# WHAT IS ASKED:
Will you transcribe all the entries word for word, skipping the pictures they hold?

>> start EXCERPTED RECORDS

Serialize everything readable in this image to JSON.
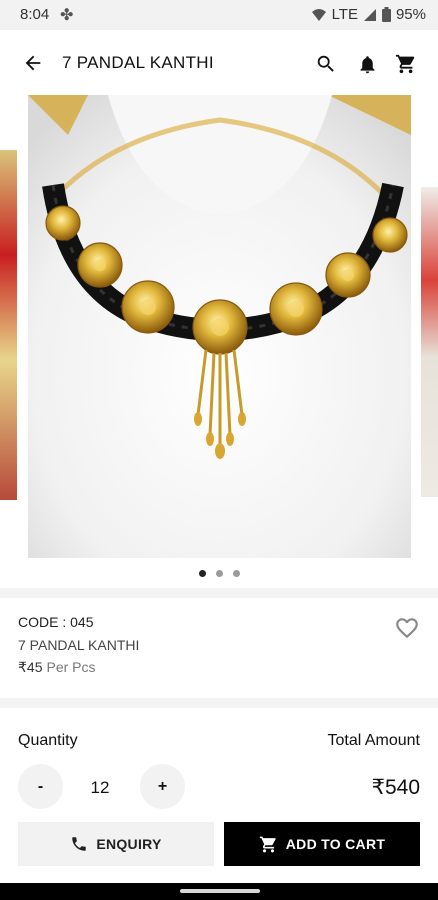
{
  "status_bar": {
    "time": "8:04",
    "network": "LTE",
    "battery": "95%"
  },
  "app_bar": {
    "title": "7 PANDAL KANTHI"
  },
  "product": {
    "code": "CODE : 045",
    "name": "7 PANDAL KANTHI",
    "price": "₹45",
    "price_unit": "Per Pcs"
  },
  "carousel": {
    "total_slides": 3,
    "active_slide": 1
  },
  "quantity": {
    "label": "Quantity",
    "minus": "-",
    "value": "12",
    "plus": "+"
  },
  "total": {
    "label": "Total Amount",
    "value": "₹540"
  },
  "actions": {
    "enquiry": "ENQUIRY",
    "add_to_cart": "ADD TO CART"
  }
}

>> end EXCERPTED RECORDS

# WRITTEN REPLY:
Serialize everything readable in this image to JSON.
{
  "status_bar": {
    "time": "8:04",
    "network": "LTE",
    "battery": "95%"
  },
  "app_bar": {
    "title": "7 PANDAL KANTHI"
  },
  "product": {
    "code": "CODE : 045",
    "name": "7 PANDAL KANTHI",
    "price": "₹45",
    "price_unit": "Per Pcs"
  },
  "carousel": {
    "total_slides": 3,
    "active_slide": 1
  },
  "quantity": {
    "label": "Quantity",
    "minus": "-",
    "value": "12",
    "plus": "+"
  },
  "total": {
    "label": "Total Amount",
    "value": "₹540"
  },
  "actions": {
    "enquiry": "ENQUIRY",
    "add_to_cart": "ADD TO CART"
  }
}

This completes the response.